--- Start of Material supplied ---
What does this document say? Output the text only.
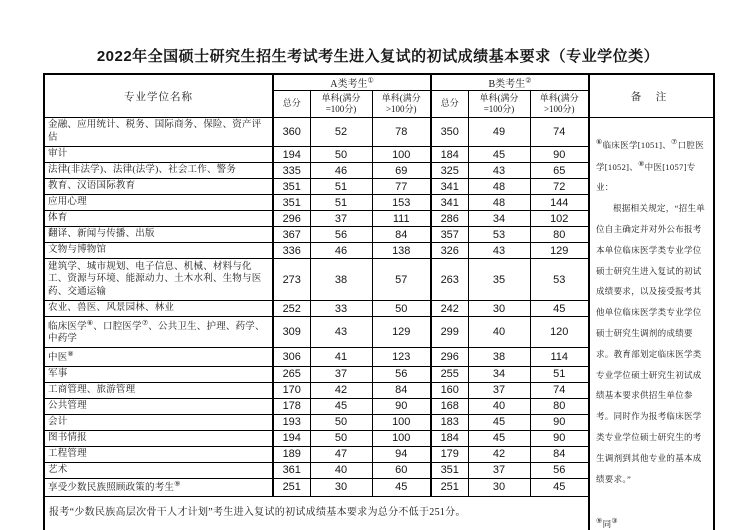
2022年全国硕士研究生招生考试考生进入复试的初试成绩基本要求（专业学位类）
专业学位名称	A类考生①			B类考生②			备 注
	总分	单科(满分=100分)	单科(满分>100分)	总分	单科(满分=100分)	单科(满分>100分)	
金融、应用统计、税务、国际商务、保险、资产评估	360	52	78	350	49	74	⑥临床医学[1051]、⑦口腔医学[1052]、⑧中医[1057]专业：

根据相关规定，“招生单位自主确定并对外公布报考本单位临床医学类专业学位硕士研究生进入复试的初试成绩要求，以及接受报考其他单位临床医学类专业学位硕士研究生调剂的成绩要求。教育部划定临床医学类专业学位硕士研究生初试成绩基本要求供招生单位参考。同时作为报考临床医学类专业学位硕士研究生的考生调剂到其他专业的基本成绩要求。”

⑨同③

审计	194	50	100	184	45	90	
法律(非法学)、法律(法学)、社会工作、警务	335	46	69	325	43	65	
教育、汉语国际教育	351	51	77	341	48	72	
应用心理	351	51	153	341	48	144	
体育	296	37	111	286	34	102	
翻译、新闻与传播、出版	367	56	84	357	53	80	
文物与博物馆	336	46	138	326	43	129	
建筑学、城市规划、电子信息、机械、材料与化工、资源与环境、能源动力、土木水利、生物与医药、交通运输	273	38	57	263	35	53	
农业、兽医、风景园林、林业	252	33	50	242	30	45	
临床医学⑥、口腔医学⑦、公共卫生、护理、药学、中药学	309	43	129	299	40	120	
中医⑧	306	41	123	296	38	114	
军事	265	37	56	255	34	51	
工商管理、旅游管理	170	42	84	160	37	74	
公共管理	178	45	90	168	40	80	
会计	193	50	100	183	45	90	
图书情报	194	50	100	184	45	90	
工程管理	189	47	94	179	42	84	
艺术	361	40	60	351	37	56	
享受少数民族照顾政策的考生⑨	251	30	45	251	30	45	
报考“少数民族高层次骨干人才计划”考生进入复试的初试成绩基本要求为总分不低于251分。							
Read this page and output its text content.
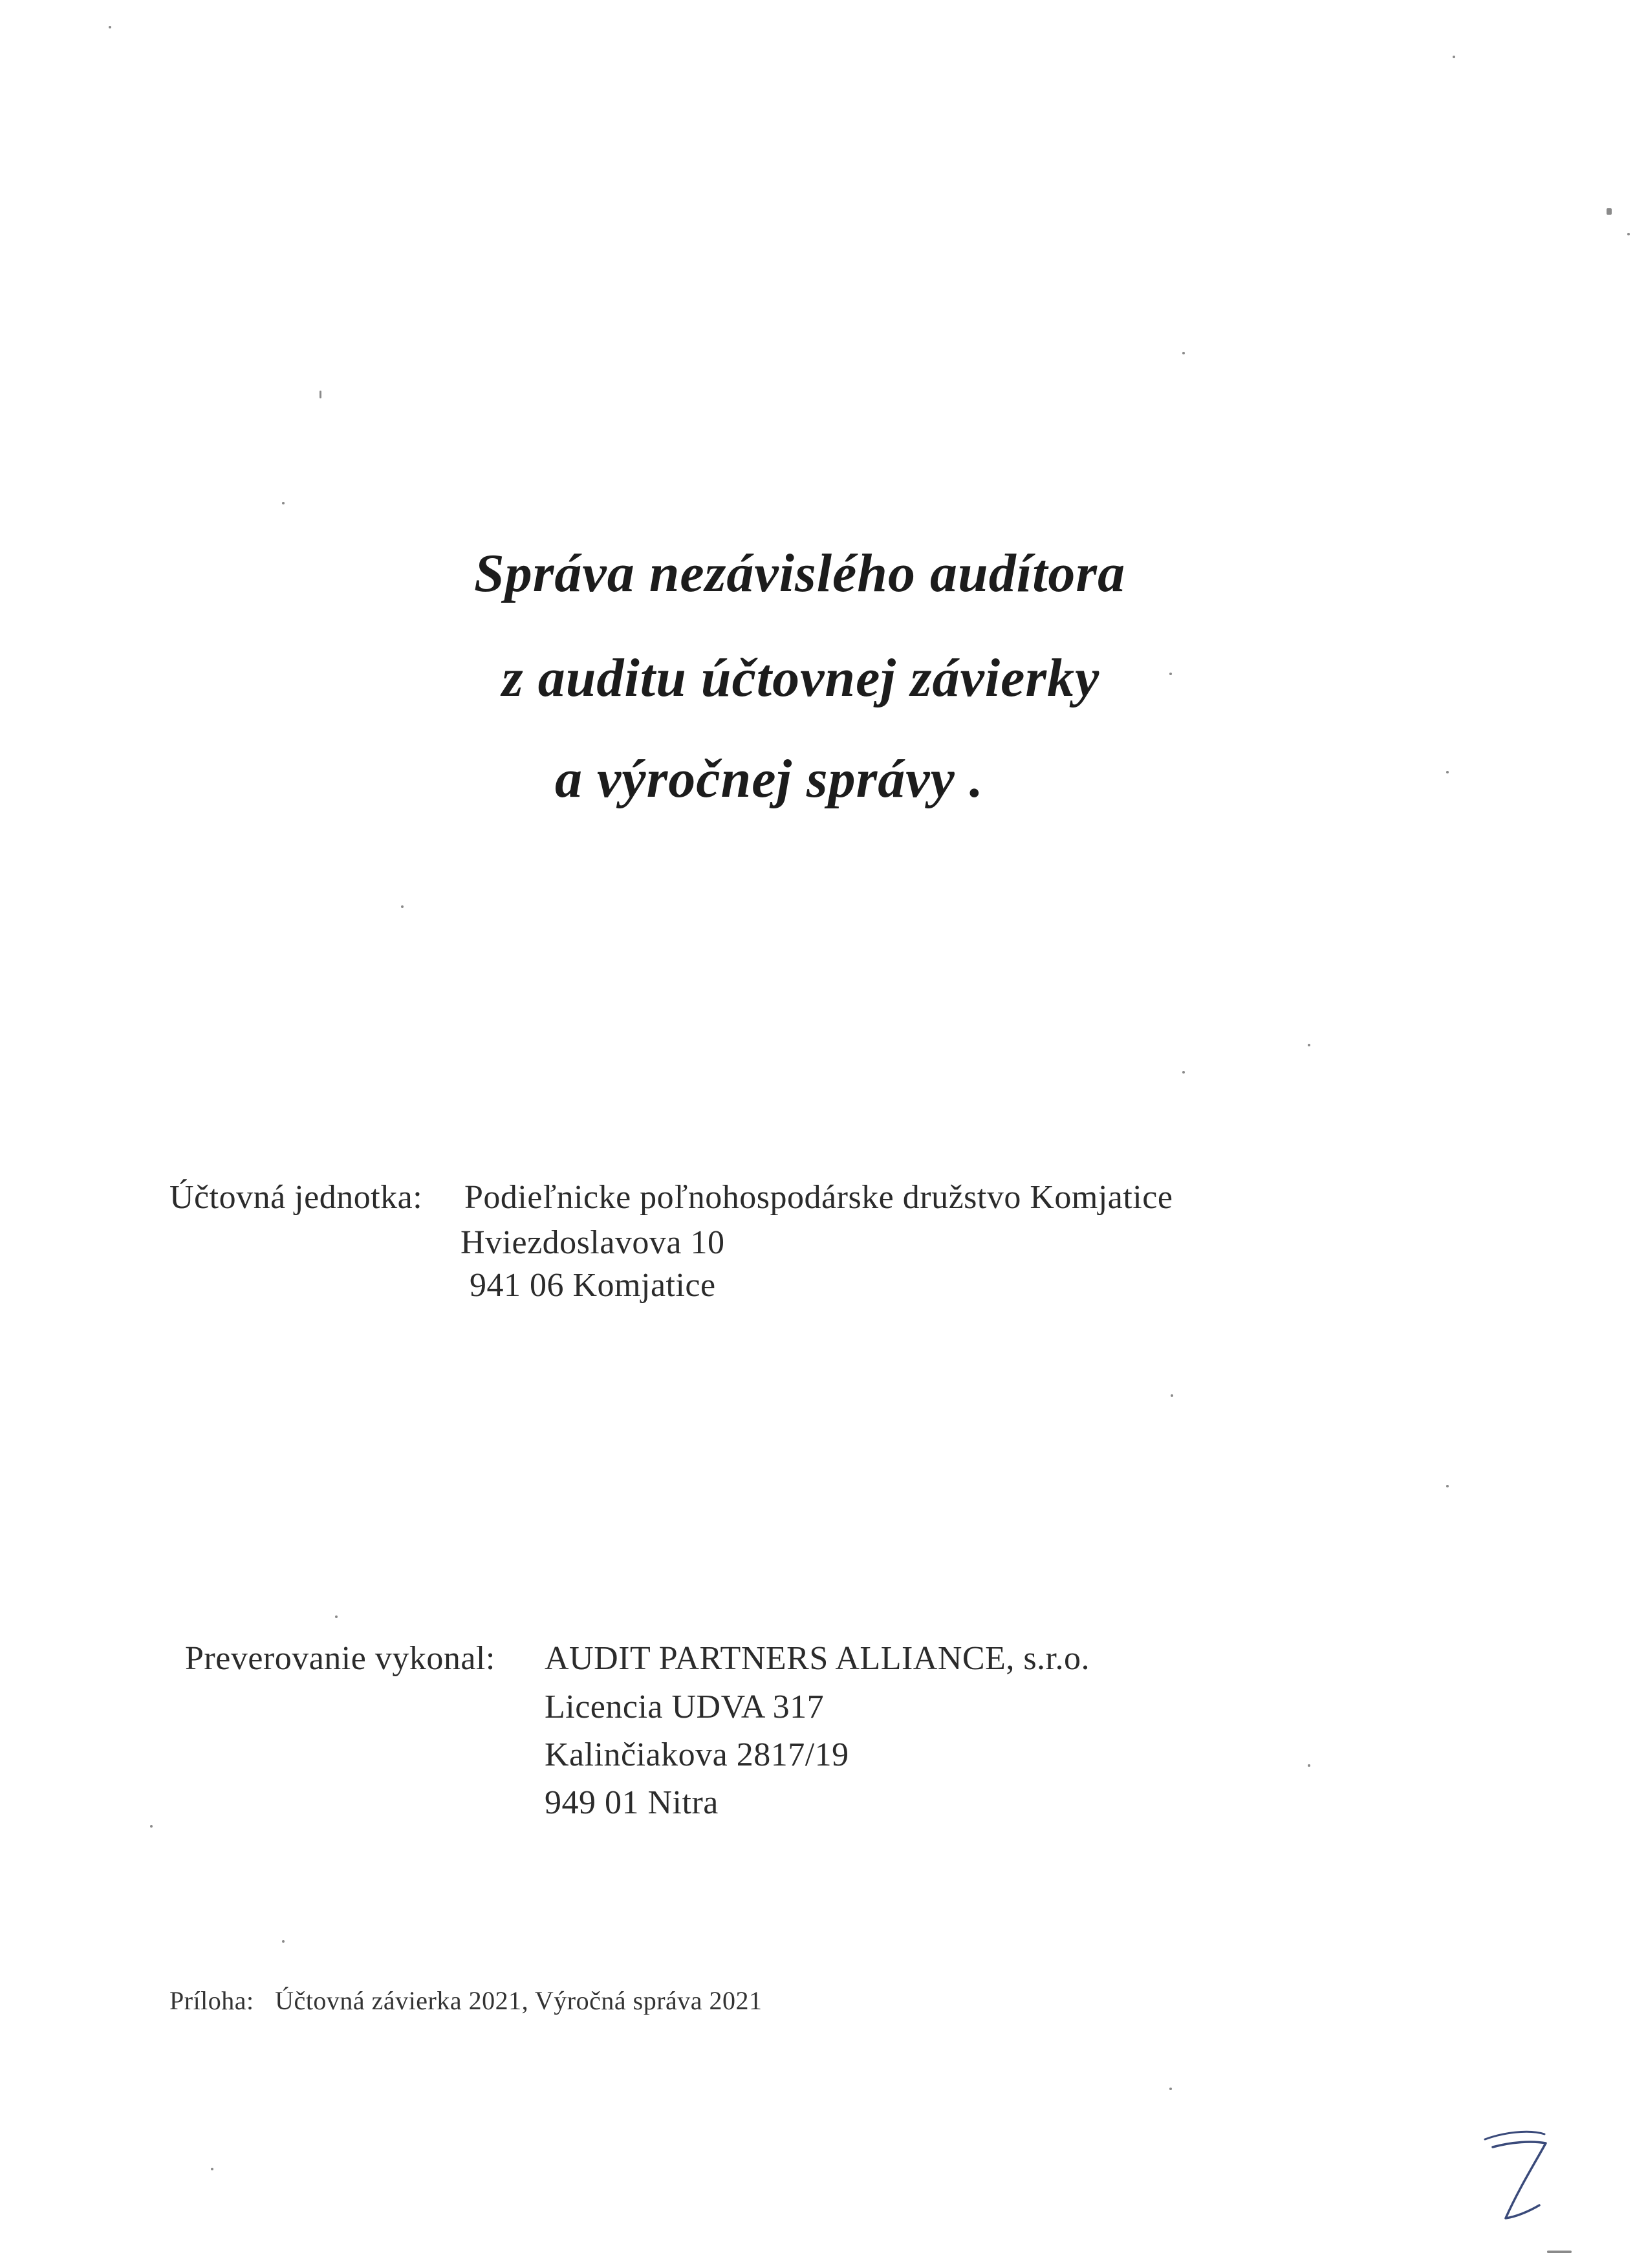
Správa nezávislého audítora
z auditu účtovnej závierky
a výročnej správy .
Účtovná jednotka: Podieľnicke poľnohospodárske družstvo Komjatice
Hviezdoslavova 10
941 06 Komjatice
Preverovanie vykonal: AUDIT PARTNERS ALLIANCE, s.r.o.
Licencia UDVA 317
Kalinčiakova 2817/19
949 01 Nitra
Príloha: Účtovná závierka 2021, Výročná správa 2021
--- End of Material supplied ---
● **Instructions to follow**:
Extract every line of the data exactly; pictures stay out.

● **Exercise output**:
What does this document say? Output the text only.
2022年全国硕士研究生招生考试考生进入复试的初试成绩基本要求（专业学位类）
专业学位名称	A类考生①			B类考生②			备 注
	总分	单科(满分=100分)	单科(满分>100分)	总分	单科(满分=100分)	单科(满分>100分)	
金融、应用统计、税务、国际商务、保险、资产评估	360	52	78	350	49	74	⑥临床医学[1051]、⑦口腔医学[1052]、⑧中医[1057]专业：

根据相关规定，“招生单位自主确定并对外公布报考本单位临床医学类专业学位硕士研究生进入复试的初试成绩要求，以及接受报考其他单位临床医学类专业学位硕士研究生调剂的成绩要求。教育部划定临床医学类专业学位硕士研究生初试成绩基本要求供招生单位参考。同时作为报考临床医学类专业学位硕士研究生的考生调剂到其他专业的基本成绩要求。”

⑨同③

审计	194	50	100	184	45	90	
法律(非法学)、法律(法学)、社会工作、警务	335	46	69	325	43	65	
教育、汉语国际教育	351	51	77	341	48	72	
应用心理	351	51	153	341	48	144	
体育	296	37	111	286	34	102	
翻译、新闻与传播、出版	367	56	84	357	53	80	
文物与博物馆	336	46	138	326	43	129	
建筑学、城市规划、电子信息、机械、材料与化工、资源与环境、能源动力、土木水利、生物与医药、交通运输	273	38	57	263	35	53	
农业、兽医、风景园林、林业	252	33	50	242	30	45	
临床医学⑥、口腔医学⑦、公共卫生、护理、药学、中药学	309	43	129	299	40	120	
中医⑧	306	41	123	296	38	114	
军事	265	37	56	255	34	51	
工商管理、旅游管理	170	42	84	160	37	74	
公共管理	178	45	90	168	40	80	
会计	193	50	100	183	45	90	
图书情报	194	50	100	184	45	90	
工程管理	189	47	94	179	42	84	
艺术	361	40	60	351	37	56	
享受少数民族照顾政策的考生⑨	251	30	45	251	30	45	
报考“少数民族高层次骨干人才计划”考生进入复试的初试成绩基本要求为总分不低于251分。							
Read this page and output its text content.
Správa nezávislého audítora
z auditu účtovnej závierky
a výročnej správy .
Účtovná jednotka: Podieľnicke poľnohospodárske družstvo Komjatice
Hviezdoslavova 10
941 06 Komjatice
Preverovanie vykonal: AUDIT PARTNERS ALLIANCE, s.r.o.
Licencia UDVA 317
Kalinčiakova 2817/19
949 01 Nitra
Príloha: Účtovná závierka 2021, Výročná správa 2021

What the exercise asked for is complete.